--- BEGIN ---
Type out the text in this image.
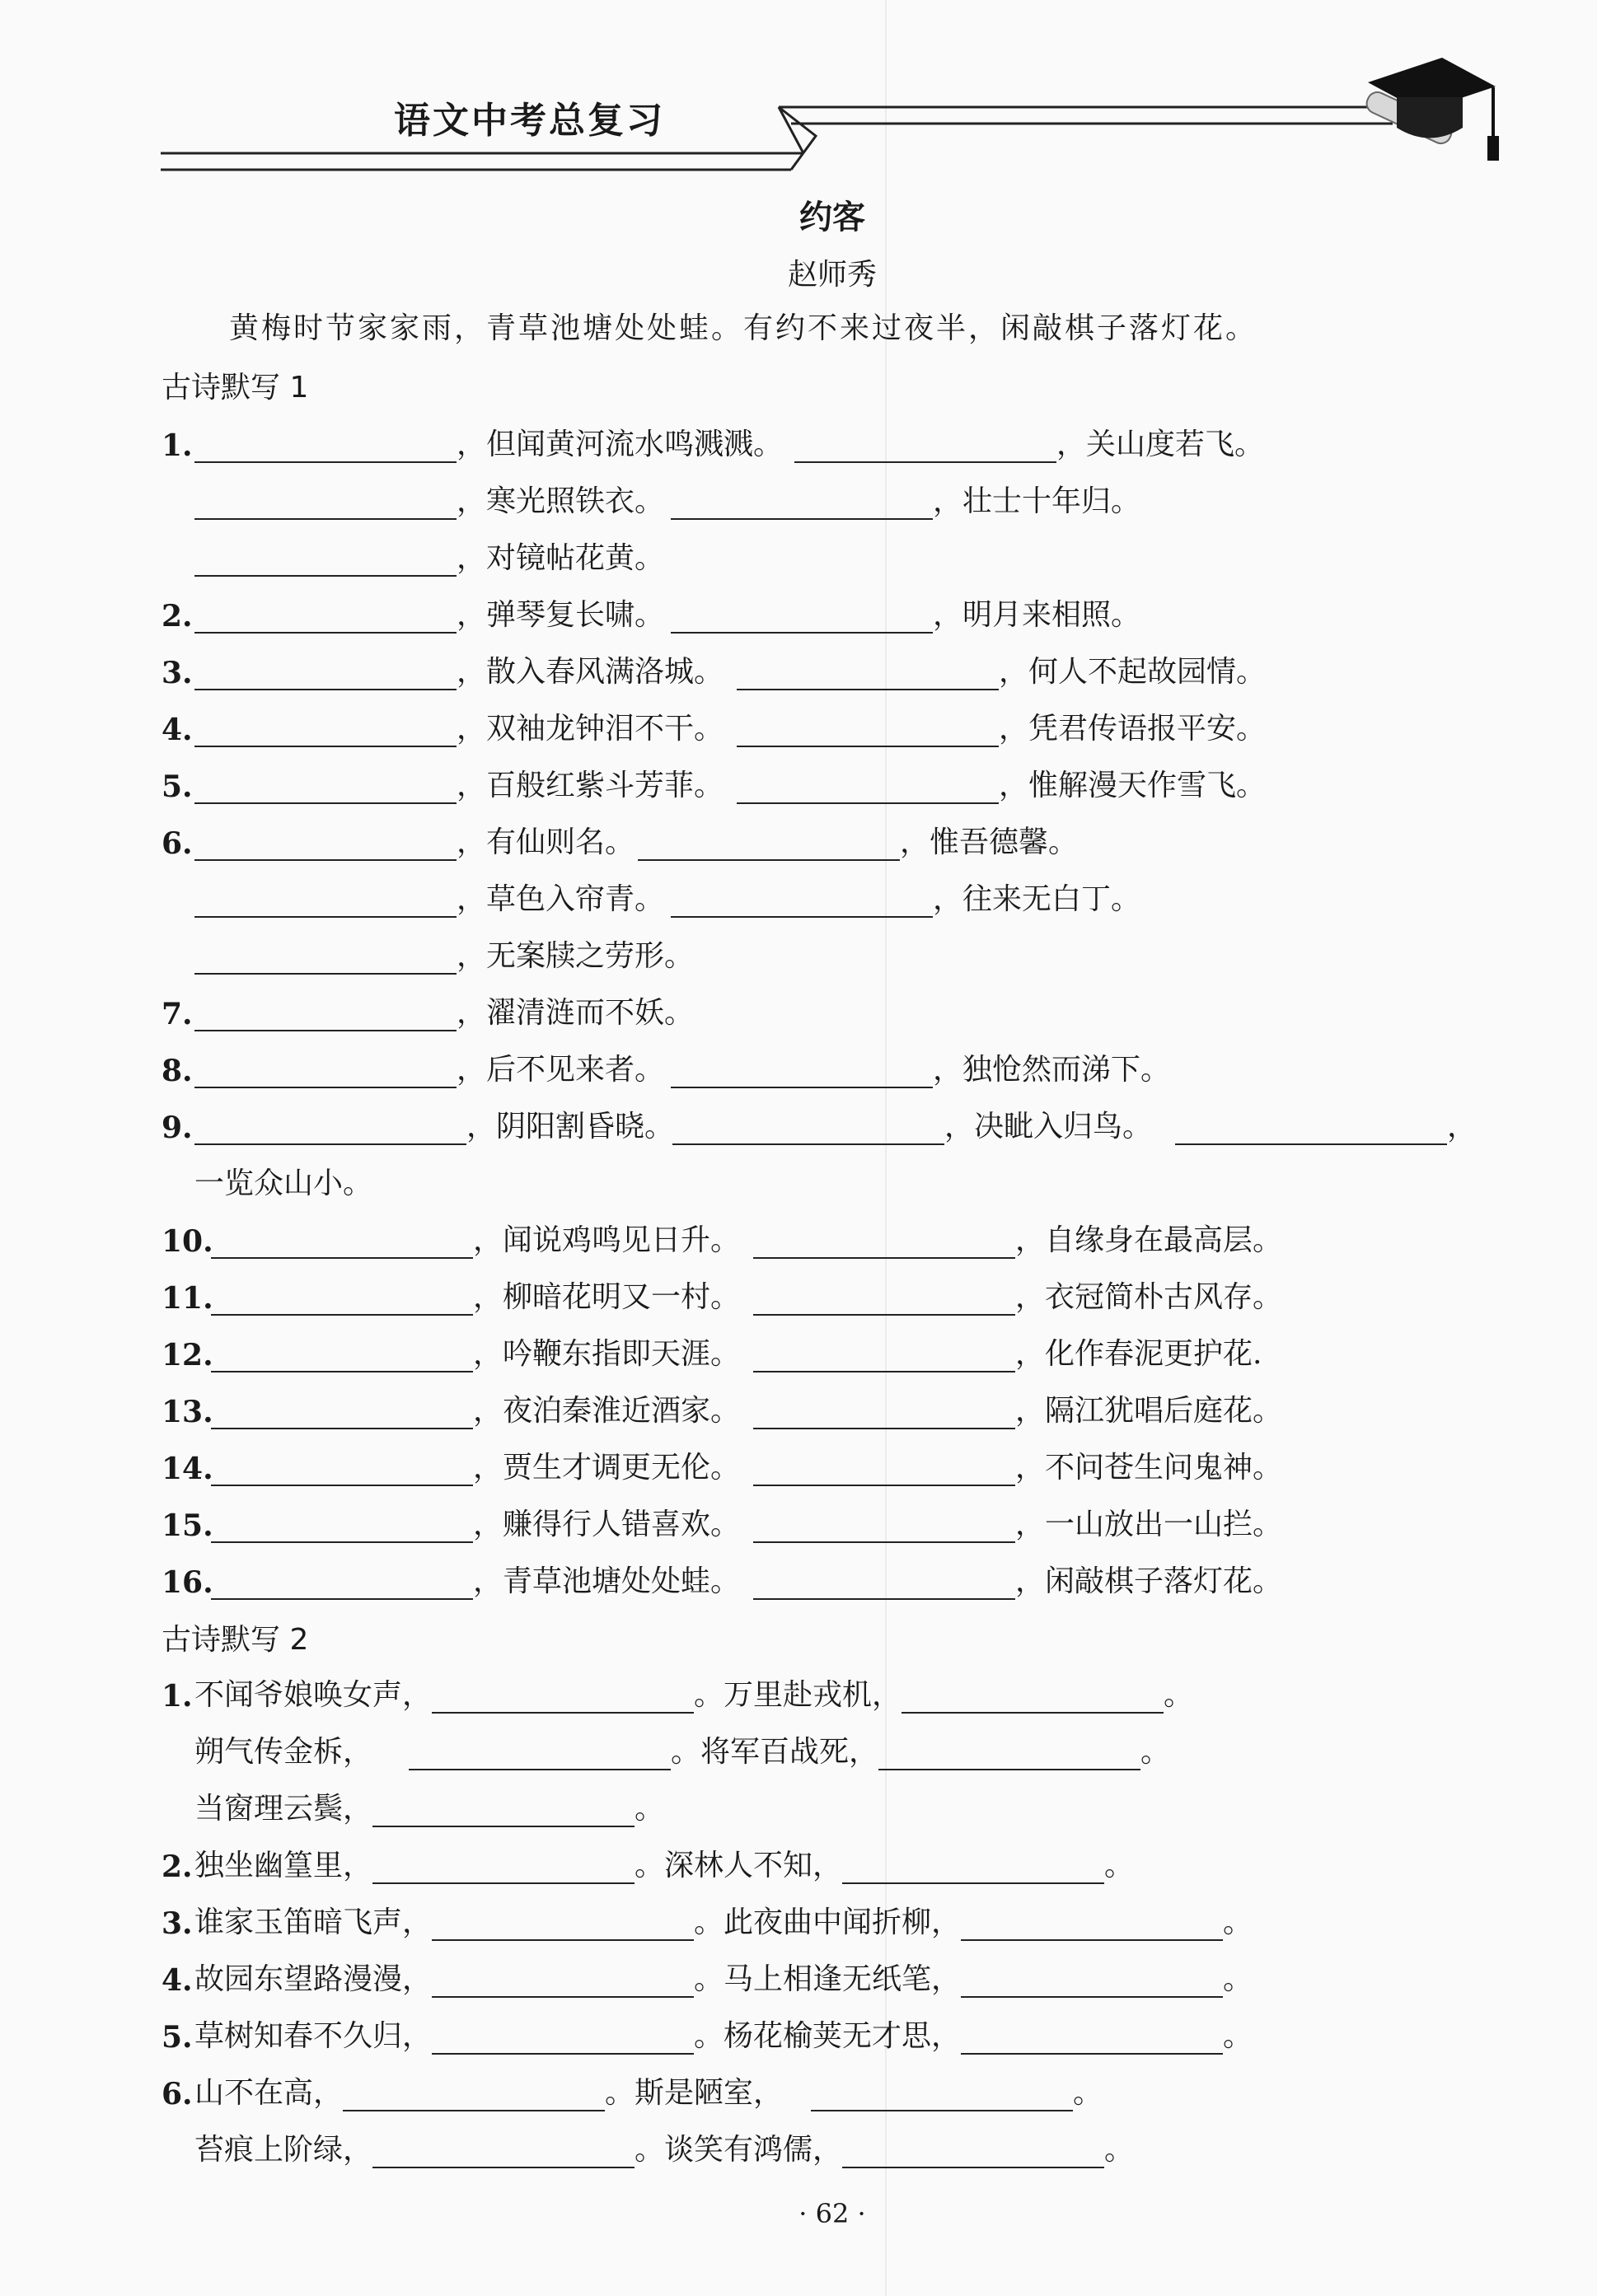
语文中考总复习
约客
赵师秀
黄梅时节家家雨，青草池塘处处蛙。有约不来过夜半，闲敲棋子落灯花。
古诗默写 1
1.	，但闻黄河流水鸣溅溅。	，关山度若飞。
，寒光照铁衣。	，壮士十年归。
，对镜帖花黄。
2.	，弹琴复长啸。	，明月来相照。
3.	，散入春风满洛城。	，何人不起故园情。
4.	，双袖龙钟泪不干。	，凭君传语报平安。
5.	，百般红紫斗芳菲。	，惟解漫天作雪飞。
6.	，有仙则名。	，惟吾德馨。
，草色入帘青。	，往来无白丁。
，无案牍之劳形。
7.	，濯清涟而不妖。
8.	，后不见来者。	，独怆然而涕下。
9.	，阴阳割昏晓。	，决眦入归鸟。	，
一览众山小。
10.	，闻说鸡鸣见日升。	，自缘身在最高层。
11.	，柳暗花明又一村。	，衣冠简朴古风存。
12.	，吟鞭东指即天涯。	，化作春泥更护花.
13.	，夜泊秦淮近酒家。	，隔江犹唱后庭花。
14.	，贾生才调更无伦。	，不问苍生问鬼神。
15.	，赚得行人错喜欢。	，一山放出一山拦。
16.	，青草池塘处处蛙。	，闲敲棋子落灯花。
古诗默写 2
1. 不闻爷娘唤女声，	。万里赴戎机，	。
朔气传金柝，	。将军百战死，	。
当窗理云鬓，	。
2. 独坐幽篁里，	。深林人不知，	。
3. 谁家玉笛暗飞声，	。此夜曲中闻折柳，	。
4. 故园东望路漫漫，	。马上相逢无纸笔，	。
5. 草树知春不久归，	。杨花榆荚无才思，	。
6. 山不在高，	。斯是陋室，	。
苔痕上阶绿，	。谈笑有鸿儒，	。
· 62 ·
--- END ---
--- BEGIN ---
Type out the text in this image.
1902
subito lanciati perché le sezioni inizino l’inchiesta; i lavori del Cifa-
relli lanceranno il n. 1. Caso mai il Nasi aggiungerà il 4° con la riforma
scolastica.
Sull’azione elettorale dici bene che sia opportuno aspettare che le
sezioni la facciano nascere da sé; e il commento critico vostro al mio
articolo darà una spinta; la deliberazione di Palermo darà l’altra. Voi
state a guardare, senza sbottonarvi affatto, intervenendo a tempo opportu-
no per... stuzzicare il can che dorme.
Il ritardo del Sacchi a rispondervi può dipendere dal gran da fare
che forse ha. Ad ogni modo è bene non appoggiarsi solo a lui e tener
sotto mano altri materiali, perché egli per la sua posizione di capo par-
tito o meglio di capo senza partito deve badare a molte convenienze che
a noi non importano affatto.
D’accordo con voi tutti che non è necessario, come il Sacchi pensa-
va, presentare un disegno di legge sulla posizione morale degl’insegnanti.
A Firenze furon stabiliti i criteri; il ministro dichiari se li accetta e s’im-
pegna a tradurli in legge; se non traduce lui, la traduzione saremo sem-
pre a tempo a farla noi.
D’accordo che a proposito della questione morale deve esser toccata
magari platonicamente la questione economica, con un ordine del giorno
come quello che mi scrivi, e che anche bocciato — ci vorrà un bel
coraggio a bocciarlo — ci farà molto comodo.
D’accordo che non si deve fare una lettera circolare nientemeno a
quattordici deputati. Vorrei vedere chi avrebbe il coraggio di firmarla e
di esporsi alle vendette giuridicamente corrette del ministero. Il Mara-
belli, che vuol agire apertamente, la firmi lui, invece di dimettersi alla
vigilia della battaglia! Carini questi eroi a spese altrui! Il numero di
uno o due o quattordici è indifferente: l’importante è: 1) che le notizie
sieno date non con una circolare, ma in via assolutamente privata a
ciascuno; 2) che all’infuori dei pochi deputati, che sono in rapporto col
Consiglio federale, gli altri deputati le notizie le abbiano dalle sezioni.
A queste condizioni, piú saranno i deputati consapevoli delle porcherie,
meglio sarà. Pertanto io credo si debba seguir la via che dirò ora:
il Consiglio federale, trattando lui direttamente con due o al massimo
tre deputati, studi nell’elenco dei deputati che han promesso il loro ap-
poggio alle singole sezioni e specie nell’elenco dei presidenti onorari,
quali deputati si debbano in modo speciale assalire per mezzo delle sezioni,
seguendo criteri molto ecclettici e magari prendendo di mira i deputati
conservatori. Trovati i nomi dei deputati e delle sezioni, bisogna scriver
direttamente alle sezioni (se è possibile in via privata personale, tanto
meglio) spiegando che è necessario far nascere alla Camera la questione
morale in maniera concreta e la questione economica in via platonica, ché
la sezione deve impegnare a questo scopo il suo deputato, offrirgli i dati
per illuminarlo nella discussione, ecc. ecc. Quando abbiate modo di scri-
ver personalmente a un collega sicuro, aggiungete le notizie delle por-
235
--- END ---
--- BEGIN ---
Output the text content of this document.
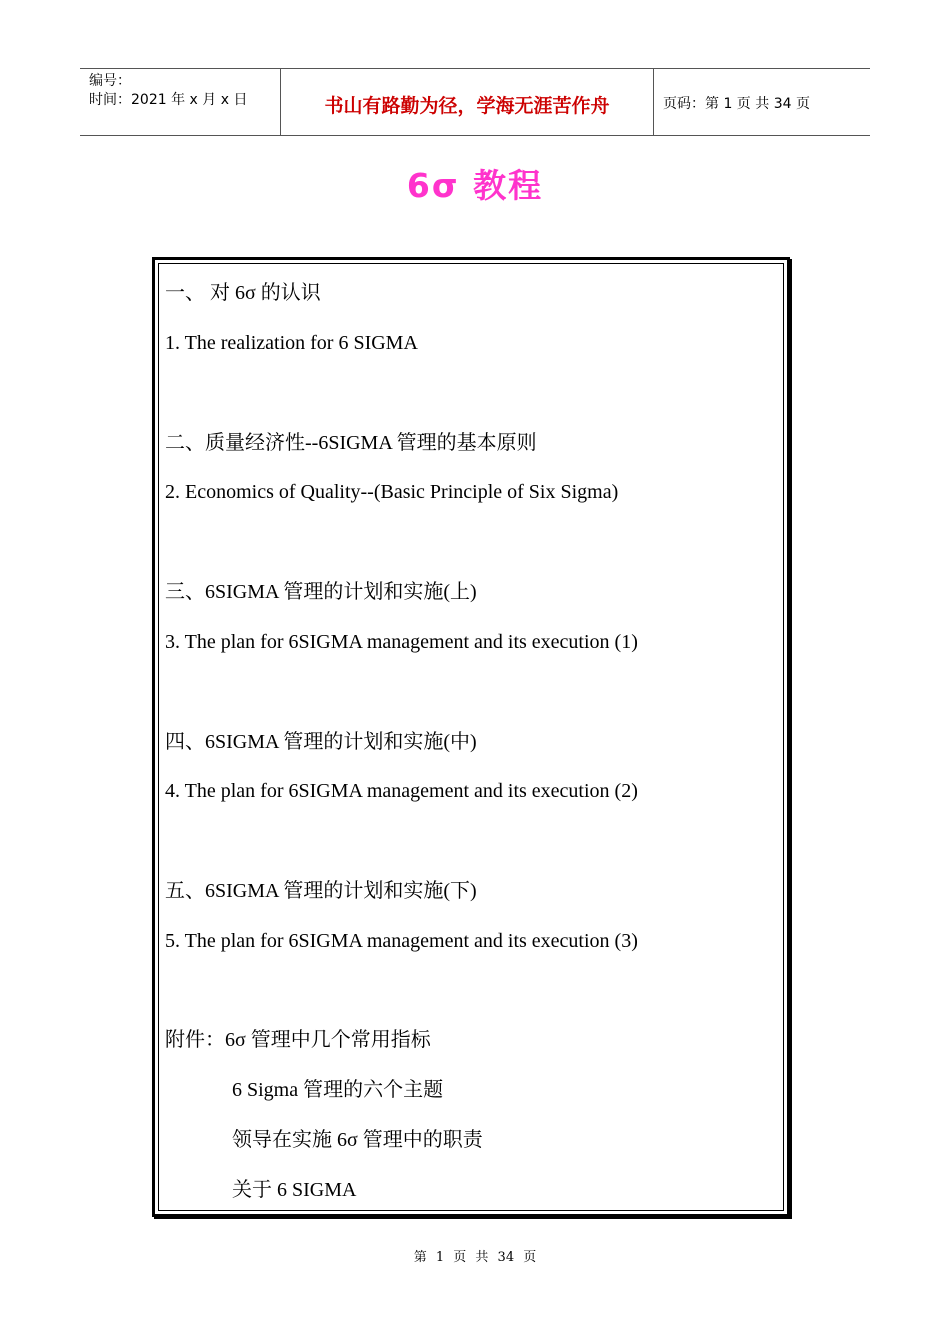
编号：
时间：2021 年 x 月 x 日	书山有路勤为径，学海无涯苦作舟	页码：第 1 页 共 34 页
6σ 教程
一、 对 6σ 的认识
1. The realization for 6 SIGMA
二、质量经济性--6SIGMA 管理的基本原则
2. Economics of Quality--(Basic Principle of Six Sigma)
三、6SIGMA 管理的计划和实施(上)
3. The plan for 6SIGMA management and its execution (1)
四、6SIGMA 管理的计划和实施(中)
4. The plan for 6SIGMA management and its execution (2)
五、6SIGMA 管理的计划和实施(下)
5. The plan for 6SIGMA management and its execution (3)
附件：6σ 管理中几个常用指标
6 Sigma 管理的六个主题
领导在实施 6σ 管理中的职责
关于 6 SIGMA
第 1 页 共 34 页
--- END ---
▶ The problem
Lines holding the word "alla" in the entries above are the ones to pull out. Copy them all.

▶ Solution below
belli, che vuol agire apertamente, la firmi lui, invece di dimettersi alla
meglio) spiegando che è necessario far nascere alla Camera la questione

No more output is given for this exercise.